▶ [TASK PROMPT] Which lines run from the line with "Reverse-engineer this chart into JSON." to the end of the entries? Write out exactly those, leaving out the pictures.

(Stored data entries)
=======

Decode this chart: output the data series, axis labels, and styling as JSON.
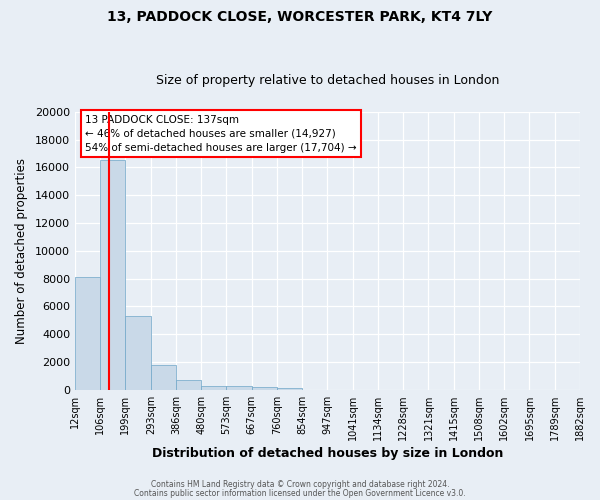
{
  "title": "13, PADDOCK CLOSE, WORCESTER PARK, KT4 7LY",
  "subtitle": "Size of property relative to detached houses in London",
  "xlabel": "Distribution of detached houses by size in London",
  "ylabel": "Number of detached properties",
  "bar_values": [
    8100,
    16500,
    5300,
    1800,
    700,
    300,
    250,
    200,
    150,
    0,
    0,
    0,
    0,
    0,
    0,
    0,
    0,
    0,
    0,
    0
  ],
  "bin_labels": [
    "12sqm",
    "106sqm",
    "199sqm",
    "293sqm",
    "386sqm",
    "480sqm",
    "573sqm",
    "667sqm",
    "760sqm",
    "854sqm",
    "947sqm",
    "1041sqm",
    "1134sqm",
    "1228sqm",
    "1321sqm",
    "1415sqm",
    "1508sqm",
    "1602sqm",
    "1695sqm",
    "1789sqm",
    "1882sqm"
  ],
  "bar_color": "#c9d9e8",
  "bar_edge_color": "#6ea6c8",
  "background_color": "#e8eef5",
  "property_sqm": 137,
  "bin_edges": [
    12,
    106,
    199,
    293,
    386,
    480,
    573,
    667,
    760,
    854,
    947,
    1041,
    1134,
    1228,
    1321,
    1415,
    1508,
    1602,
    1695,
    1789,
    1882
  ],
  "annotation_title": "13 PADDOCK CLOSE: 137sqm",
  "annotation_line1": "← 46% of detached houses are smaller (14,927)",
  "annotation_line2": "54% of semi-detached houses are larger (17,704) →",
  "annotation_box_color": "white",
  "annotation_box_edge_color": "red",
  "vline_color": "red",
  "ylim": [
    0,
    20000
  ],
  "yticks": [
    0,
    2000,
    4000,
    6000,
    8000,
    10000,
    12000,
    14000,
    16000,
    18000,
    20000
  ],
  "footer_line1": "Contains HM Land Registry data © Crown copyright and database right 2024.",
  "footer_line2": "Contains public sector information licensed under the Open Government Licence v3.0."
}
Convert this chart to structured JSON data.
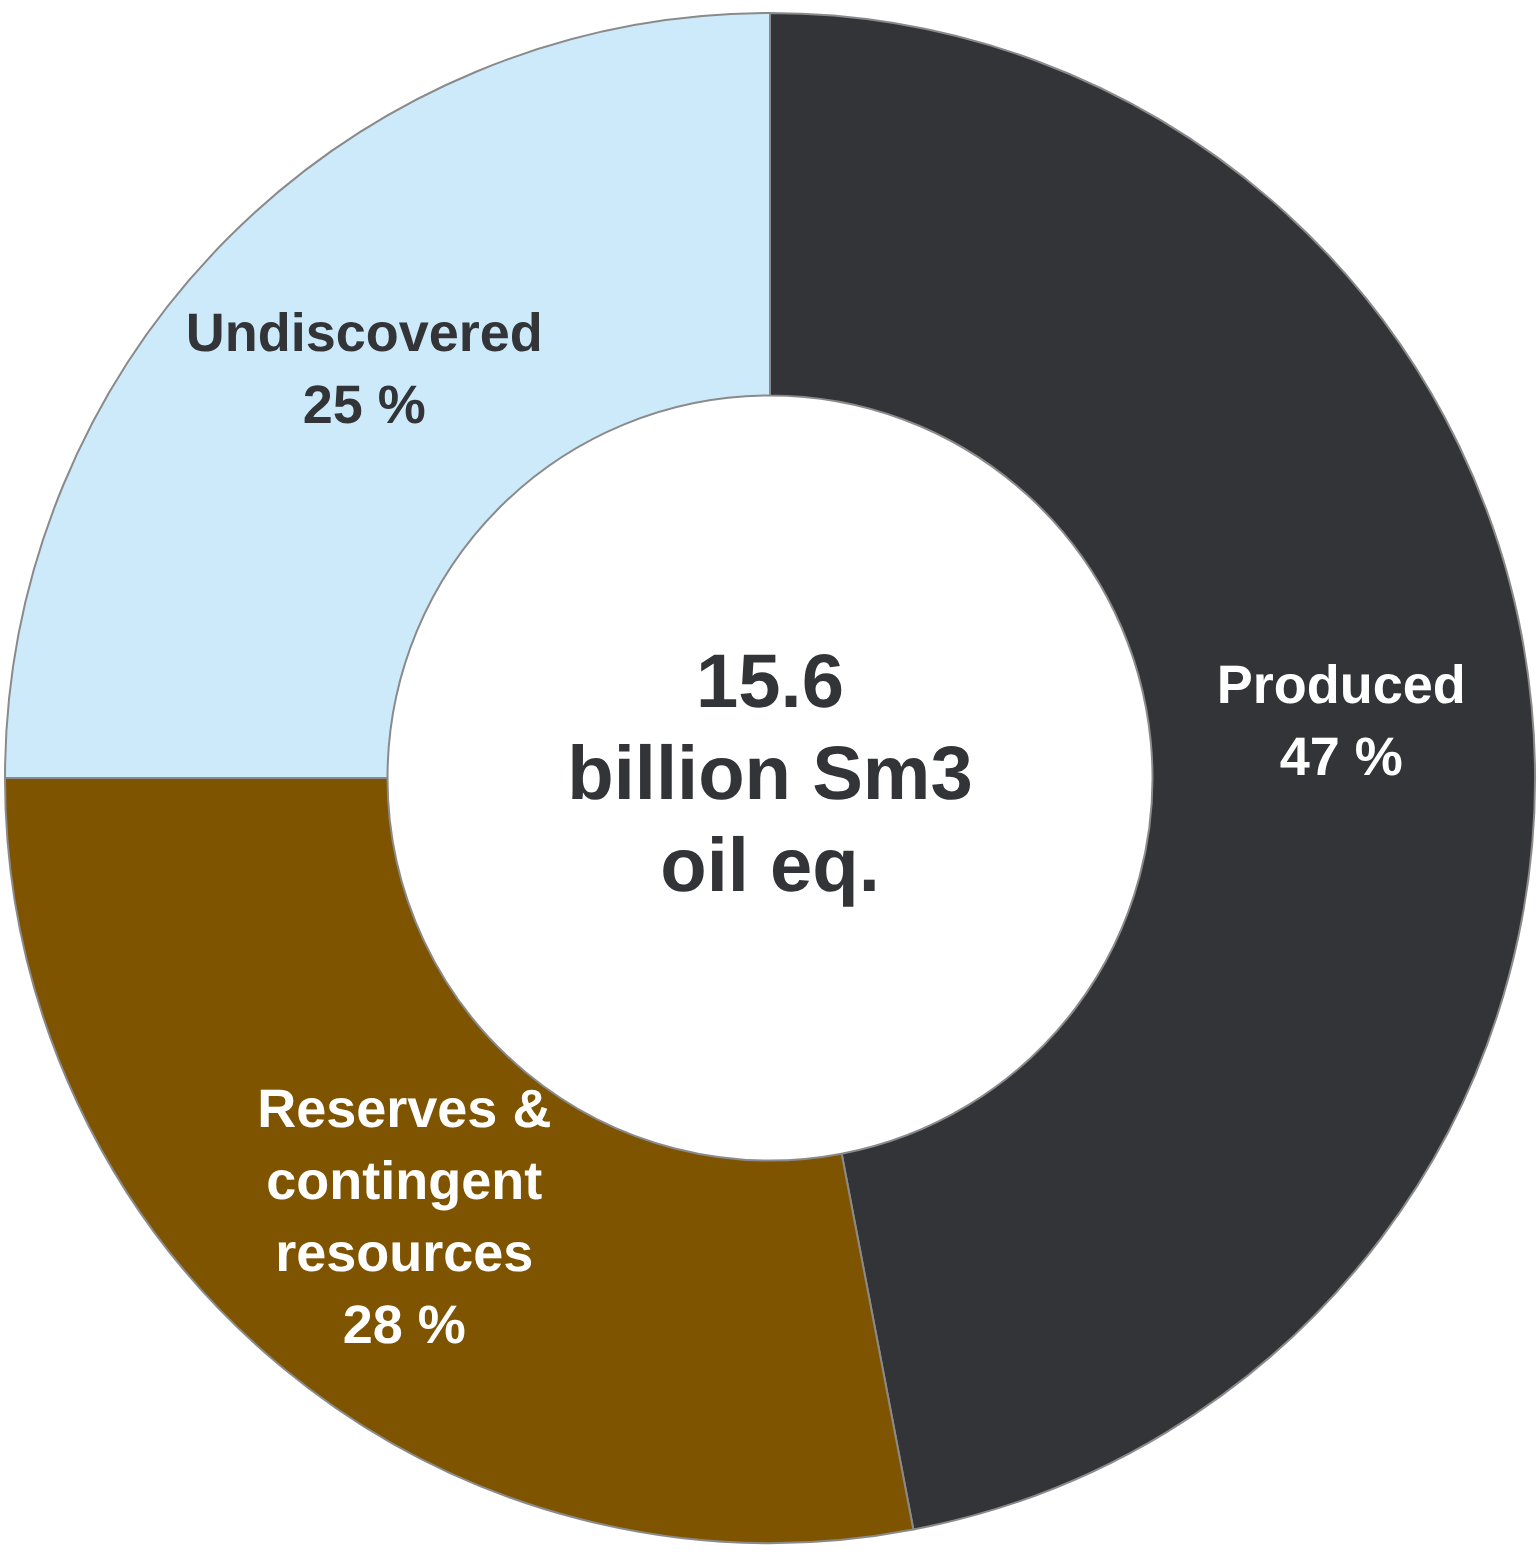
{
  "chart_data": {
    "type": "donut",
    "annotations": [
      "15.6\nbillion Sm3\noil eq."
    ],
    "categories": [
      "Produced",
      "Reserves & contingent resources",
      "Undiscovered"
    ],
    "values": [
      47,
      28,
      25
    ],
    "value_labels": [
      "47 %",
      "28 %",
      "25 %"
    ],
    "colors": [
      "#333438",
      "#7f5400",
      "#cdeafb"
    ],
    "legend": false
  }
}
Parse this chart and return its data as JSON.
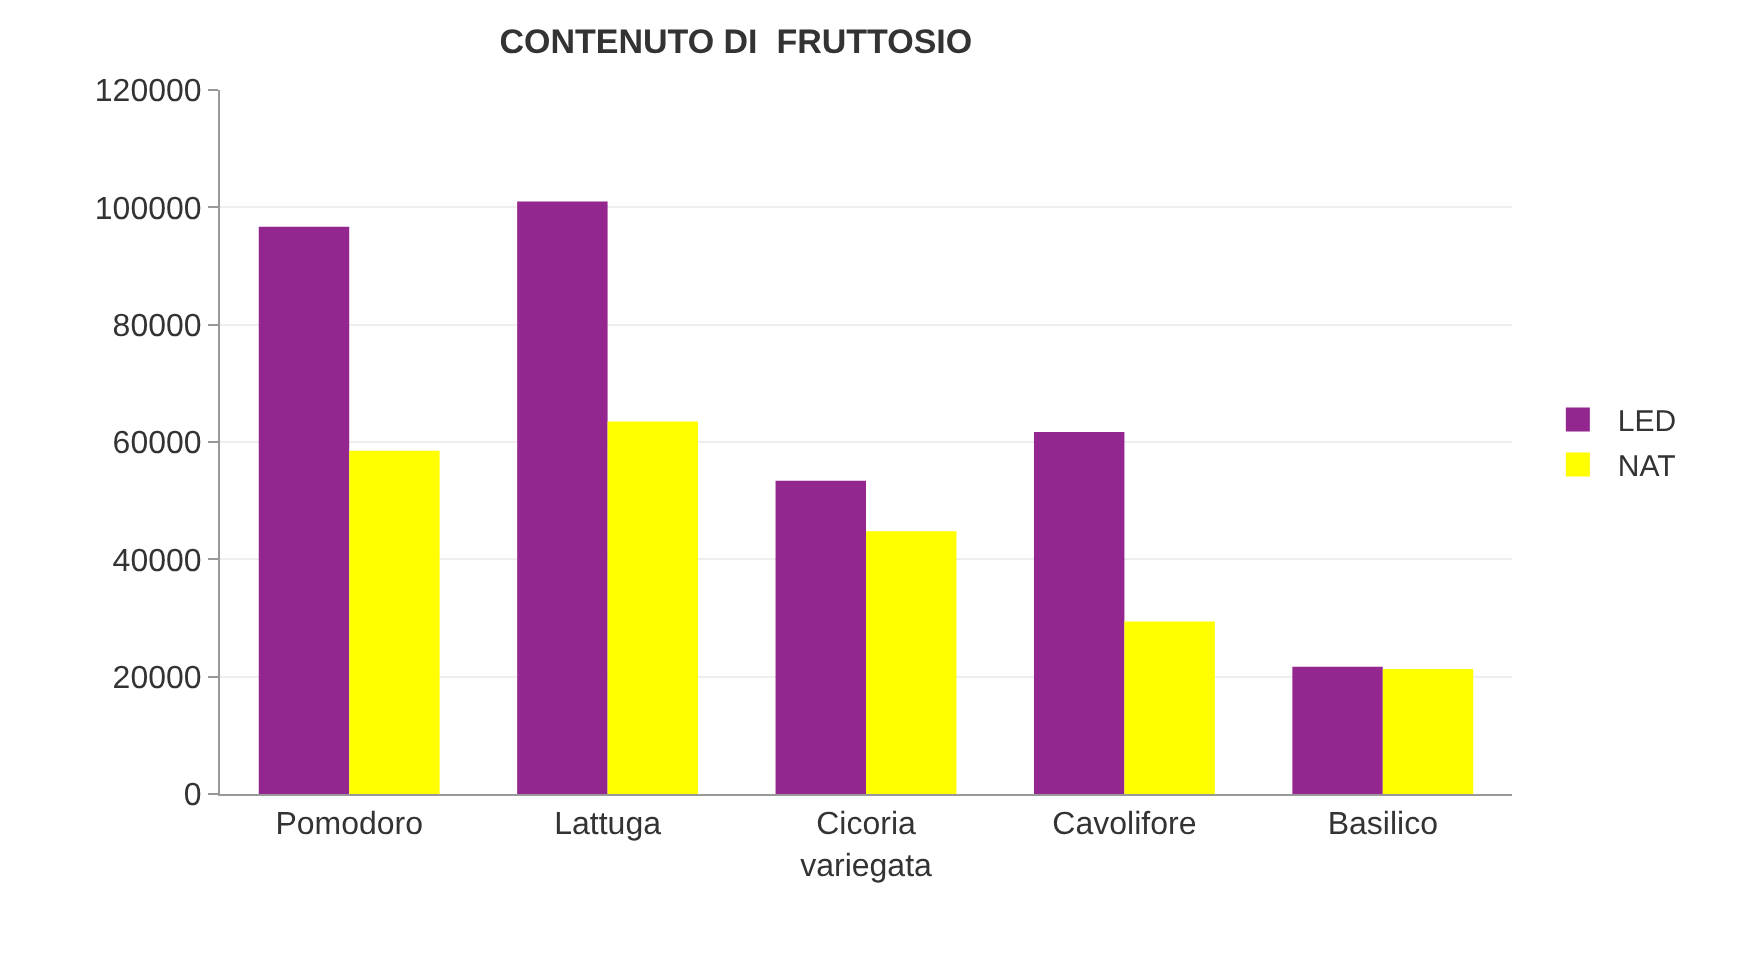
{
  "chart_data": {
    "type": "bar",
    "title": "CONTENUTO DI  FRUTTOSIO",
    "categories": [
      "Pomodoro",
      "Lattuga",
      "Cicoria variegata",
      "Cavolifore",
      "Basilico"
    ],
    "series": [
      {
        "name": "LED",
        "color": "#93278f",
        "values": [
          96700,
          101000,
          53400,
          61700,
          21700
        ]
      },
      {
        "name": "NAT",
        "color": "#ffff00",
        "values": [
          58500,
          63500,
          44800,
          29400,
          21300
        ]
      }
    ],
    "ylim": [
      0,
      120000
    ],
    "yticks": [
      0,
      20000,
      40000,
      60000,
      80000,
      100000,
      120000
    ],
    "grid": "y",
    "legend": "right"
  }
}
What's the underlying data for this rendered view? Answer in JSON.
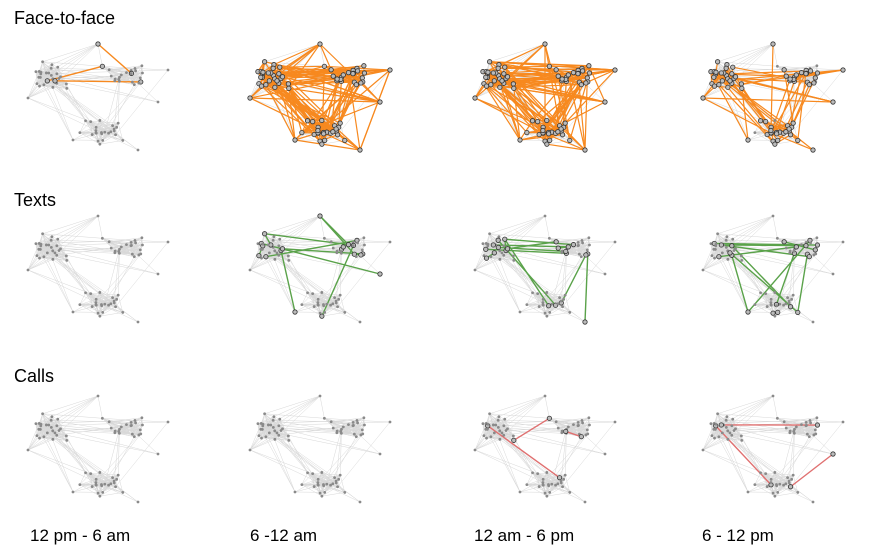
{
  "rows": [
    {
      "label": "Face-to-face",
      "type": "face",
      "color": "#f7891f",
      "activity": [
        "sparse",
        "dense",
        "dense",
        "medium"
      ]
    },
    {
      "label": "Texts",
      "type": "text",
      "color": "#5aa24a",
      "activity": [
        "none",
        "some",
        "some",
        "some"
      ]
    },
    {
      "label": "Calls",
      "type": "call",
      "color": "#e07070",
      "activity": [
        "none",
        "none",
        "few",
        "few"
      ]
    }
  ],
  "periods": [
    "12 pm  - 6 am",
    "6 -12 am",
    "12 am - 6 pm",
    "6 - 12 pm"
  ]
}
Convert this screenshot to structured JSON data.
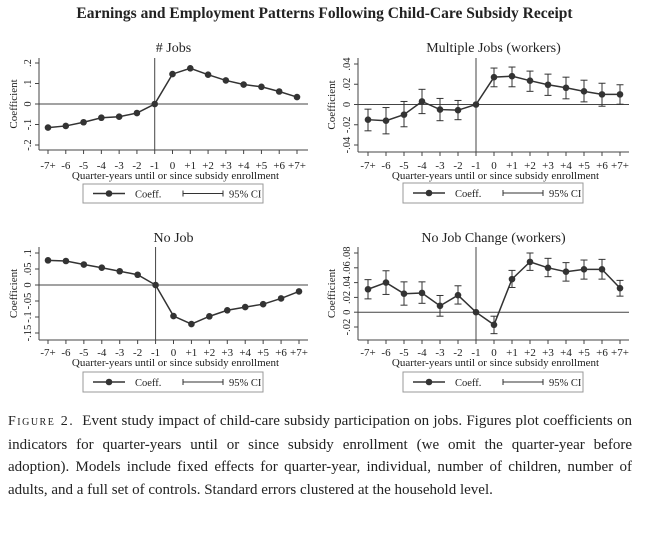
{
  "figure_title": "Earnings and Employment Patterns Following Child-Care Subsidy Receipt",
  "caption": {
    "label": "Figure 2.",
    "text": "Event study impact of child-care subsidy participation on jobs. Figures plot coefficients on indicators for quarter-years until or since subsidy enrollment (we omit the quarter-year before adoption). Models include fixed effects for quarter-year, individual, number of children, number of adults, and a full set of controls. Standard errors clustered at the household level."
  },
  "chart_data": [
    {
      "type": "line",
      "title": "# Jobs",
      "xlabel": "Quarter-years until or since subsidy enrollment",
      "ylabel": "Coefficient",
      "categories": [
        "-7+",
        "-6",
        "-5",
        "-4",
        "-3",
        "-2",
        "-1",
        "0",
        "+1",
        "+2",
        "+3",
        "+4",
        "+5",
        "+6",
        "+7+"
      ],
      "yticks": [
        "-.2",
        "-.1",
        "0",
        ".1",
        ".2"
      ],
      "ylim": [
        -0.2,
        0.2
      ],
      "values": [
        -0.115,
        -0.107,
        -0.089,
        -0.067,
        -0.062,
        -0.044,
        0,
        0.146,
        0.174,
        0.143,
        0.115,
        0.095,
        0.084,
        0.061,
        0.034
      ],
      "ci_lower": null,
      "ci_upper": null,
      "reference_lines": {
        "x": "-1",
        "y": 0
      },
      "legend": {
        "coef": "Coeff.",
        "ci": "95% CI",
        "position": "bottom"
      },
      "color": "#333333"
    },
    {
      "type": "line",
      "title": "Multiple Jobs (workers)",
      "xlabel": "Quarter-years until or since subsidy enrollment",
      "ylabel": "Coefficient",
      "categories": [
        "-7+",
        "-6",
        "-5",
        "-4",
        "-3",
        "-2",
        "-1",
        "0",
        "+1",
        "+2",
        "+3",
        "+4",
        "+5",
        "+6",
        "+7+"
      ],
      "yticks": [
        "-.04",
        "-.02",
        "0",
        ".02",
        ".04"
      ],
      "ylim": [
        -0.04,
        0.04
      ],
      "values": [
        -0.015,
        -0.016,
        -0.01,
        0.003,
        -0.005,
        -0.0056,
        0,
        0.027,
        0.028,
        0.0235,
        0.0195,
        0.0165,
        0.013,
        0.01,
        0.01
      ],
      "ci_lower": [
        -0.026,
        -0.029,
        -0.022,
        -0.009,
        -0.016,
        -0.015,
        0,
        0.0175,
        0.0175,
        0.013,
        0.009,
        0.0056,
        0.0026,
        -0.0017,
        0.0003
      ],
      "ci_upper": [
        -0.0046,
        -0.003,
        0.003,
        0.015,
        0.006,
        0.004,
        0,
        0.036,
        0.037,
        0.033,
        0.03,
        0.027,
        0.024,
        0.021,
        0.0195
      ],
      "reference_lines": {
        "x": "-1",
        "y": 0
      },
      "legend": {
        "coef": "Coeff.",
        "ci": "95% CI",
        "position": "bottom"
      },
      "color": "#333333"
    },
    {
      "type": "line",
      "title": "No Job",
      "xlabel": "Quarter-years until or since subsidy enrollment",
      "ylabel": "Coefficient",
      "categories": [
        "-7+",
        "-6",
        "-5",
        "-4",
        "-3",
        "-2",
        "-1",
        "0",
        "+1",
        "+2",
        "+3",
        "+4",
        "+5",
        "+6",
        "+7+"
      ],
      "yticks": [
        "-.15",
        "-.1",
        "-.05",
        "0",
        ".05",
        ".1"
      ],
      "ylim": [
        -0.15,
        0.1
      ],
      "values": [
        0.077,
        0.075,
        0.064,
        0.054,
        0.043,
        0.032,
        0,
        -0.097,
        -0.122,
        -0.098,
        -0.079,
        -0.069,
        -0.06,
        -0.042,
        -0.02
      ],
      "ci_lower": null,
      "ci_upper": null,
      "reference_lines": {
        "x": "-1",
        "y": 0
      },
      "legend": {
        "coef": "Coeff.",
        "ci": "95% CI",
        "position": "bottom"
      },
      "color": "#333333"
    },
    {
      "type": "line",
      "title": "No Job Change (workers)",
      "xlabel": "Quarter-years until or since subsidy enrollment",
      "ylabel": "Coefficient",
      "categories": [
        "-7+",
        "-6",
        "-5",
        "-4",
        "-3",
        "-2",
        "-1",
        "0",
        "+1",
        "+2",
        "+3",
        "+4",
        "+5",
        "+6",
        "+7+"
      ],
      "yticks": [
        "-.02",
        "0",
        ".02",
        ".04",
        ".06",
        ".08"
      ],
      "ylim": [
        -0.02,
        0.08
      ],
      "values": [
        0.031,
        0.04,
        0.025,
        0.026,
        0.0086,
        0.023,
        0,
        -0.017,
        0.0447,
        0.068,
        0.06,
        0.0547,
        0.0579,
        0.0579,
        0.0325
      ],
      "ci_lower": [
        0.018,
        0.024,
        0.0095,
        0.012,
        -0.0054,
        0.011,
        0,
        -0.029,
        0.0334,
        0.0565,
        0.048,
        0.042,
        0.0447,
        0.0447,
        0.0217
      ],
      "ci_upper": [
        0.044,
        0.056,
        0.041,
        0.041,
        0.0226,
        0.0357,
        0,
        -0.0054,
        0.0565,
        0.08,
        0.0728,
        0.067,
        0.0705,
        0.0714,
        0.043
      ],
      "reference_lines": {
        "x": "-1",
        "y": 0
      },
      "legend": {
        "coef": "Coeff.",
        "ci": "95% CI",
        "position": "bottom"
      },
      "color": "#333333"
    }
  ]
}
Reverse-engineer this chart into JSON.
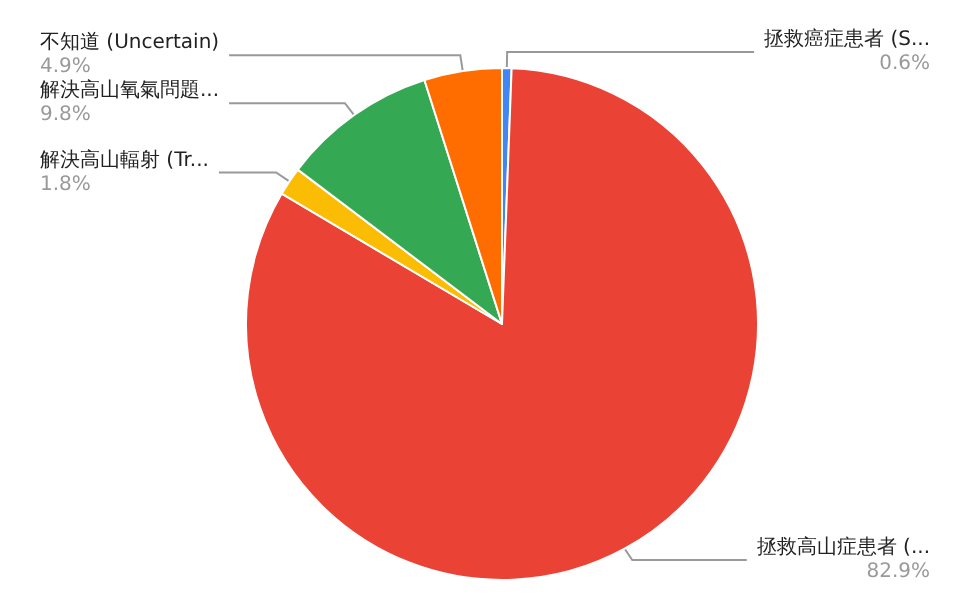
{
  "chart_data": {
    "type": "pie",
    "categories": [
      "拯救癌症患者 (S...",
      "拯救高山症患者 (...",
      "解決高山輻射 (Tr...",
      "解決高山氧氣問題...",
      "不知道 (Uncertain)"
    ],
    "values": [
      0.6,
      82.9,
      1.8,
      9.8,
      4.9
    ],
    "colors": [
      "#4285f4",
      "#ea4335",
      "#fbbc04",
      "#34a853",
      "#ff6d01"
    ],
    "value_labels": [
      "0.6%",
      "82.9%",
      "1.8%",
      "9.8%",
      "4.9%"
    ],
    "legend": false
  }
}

=======

▶ [RESULT OF THE TASK]
Reverse-engineer this chart into JSON.
{
  "chart_data": {
    "type": "pie",
    "categories": [
      "拯救癌症患者 (S...",
      "拯救高山症患者 (...",
      "解決高山輻射 (Tr...",
      "解決高山氧氣問題...",
      "不知道 (Uncertain)"
    ],
    "values": [
      0.6,
      82.9,
      1.8,
      9.8,
      4.9
    ],
    "colors": [
      "#4285f4",
      "#ea4335",
      "#fbbc04",
      "#34a853",
      "#ff6d01"
    ],
    "value_labels": [
      "0.6%",
      "82.9%",
      "1.8%",
      "9.8%",
      "4.9%"
    ],
    "legend": false
  }
}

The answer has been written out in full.